Exercise objective:
Filter the records for lines holding the string "случае".
+-------+
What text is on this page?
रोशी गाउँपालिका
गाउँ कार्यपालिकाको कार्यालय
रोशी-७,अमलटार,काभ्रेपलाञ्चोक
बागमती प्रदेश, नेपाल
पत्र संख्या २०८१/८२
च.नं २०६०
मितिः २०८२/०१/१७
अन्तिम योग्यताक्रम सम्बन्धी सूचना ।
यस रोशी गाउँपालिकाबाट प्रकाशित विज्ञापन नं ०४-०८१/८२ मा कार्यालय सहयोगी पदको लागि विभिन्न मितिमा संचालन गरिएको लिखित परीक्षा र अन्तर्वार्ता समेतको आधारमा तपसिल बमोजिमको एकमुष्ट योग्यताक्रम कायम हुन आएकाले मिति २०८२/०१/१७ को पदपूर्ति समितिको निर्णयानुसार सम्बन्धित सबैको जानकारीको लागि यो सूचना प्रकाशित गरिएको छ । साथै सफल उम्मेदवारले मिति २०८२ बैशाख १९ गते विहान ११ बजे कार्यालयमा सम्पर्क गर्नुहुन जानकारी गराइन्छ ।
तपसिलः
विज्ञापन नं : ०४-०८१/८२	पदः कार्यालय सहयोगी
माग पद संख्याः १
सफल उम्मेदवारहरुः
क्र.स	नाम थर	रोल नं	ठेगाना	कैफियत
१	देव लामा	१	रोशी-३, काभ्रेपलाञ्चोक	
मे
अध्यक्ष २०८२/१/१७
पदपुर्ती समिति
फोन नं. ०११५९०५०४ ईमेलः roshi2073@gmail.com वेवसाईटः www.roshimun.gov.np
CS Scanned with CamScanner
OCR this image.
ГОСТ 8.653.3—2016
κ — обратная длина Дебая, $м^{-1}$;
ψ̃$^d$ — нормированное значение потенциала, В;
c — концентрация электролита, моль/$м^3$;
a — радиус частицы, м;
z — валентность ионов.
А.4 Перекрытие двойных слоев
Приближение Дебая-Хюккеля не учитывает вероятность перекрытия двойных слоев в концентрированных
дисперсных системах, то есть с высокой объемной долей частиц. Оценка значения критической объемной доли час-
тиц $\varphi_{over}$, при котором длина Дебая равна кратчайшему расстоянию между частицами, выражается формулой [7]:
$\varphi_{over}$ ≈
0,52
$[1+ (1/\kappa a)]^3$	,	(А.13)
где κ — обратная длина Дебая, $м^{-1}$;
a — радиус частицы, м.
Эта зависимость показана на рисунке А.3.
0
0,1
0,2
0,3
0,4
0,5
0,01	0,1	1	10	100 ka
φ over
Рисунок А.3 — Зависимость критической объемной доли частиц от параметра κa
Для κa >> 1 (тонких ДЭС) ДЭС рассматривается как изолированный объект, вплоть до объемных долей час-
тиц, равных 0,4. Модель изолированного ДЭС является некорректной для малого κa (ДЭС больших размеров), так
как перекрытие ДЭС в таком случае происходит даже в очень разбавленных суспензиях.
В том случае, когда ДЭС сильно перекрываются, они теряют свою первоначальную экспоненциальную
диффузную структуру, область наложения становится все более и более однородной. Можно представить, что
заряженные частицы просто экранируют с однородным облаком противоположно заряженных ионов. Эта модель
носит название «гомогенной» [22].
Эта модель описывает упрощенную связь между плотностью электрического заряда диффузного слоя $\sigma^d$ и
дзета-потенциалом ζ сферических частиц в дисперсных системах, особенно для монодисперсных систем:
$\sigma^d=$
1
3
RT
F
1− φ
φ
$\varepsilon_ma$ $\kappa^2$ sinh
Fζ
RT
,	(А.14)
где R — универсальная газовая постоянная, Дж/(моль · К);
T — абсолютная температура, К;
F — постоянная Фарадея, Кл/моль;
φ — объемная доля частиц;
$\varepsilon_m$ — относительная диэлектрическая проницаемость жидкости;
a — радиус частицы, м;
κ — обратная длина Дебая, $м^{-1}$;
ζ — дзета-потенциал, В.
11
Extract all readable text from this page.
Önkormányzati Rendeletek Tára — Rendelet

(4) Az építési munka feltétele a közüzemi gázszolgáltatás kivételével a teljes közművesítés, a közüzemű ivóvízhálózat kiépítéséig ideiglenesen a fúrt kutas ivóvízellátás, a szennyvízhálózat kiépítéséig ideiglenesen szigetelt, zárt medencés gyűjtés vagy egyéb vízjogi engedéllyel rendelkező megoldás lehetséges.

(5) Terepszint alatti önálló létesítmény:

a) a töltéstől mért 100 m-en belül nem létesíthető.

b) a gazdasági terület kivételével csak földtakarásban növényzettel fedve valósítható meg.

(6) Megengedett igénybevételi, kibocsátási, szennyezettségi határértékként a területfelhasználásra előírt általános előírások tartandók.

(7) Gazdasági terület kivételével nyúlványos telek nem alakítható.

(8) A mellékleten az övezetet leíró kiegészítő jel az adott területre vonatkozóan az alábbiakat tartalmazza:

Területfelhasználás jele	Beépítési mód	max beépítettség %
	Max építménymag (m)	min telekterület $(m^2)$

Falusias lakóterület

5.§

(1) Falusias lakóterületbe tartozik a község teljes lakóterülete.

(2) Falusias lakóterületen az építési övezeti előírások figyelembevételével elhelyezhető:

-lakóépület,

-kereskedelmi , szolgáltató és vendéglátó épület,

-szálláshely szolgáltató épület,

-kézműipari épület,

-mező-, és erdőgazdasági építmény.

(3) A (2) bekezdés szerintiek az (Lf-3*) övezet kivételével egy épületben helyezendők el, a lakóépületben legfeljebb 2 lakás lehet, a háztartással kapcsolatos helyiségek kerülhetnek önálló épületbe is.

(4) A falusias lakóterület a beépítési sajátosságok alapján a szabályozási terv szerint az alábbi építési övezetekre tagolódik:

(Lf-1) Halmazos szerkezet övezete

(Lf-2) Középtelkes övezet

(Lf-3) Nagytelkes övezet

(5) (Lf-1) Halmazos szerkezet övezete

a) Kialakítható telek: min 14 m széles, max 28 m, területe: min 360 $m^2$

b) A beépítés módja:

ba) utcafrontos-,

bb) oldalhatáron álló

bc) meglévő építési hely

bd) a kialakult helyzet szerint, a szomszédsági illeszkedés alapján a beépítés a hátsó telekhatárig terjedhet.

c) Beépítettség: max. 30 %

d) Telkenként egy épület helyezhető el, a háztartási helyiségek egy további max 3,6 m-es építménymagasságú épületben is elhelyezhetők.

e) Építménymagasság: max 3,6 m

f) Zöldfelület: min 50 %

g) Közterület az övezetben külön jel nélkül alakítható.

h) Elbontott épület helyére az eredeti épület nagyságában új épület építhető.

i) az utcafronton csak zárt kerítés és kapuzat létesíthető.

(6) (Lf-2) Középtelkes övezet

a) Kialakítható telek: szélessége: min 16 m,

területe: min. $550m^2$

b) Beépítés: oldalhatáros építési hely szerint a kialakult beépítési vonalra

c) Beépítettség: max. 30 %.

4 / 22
+-------+
Written solution:
как перекрытие ДЭС в таком случае происходит даже в очень разбавленных суспензиях.
В том случае, когда ДЭС сильно перекрываются, они теряют свою первоначальную экспоненциальную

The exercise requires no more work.